-- Set problem --
For the records below, give the count of lines holding the word "label" and nothing more.

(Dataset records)
--------

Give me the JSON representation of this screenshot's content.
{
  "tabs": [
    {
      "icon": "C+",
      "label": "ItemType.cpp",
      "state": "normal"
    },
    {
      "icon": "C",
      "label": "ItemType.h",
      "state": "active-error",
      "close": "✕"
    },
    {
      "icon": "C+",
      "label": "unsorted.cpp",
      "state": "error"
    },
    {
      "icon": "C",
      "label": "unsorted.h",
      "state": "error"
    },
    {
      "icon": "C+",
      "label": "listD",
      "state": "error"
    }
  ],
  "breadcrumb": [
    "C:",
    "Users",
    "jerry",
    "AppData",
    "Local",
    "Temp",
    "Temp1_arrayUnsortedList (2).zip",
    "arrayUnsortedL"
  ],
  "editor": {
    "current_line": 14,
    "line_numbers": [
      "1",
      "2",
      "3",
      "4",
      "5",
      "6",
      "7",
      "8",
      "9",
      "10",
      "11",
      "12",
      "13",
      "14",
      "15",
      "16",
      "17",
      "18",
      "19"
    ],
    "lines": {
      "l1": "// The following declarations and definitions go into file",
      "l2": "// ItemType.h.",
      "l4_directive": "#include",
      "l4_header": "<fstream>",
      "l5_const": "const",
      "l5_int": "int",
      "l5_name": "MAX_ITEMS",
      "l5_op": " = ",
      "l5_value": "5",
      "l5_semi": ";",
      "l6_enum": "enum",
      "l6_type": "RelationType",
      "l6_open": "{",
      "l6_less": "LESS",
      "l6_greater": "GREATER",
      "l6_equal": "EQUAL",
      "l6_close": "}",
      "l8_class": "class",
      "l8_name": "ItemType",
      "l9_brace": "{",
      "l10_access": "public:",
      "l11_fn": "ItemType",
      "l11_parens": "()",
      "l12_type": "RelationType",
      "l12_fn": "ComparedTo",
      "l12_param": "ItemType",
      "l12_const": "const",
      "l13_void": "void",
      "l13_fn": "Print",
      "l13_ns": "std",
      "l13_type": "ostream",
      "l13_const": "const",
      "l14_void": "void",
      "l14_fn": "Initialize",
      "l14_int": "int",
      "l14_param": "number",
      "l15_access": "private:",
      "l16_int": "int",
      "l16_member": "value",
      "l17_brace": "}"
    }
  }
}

--------

-- Answer below --
5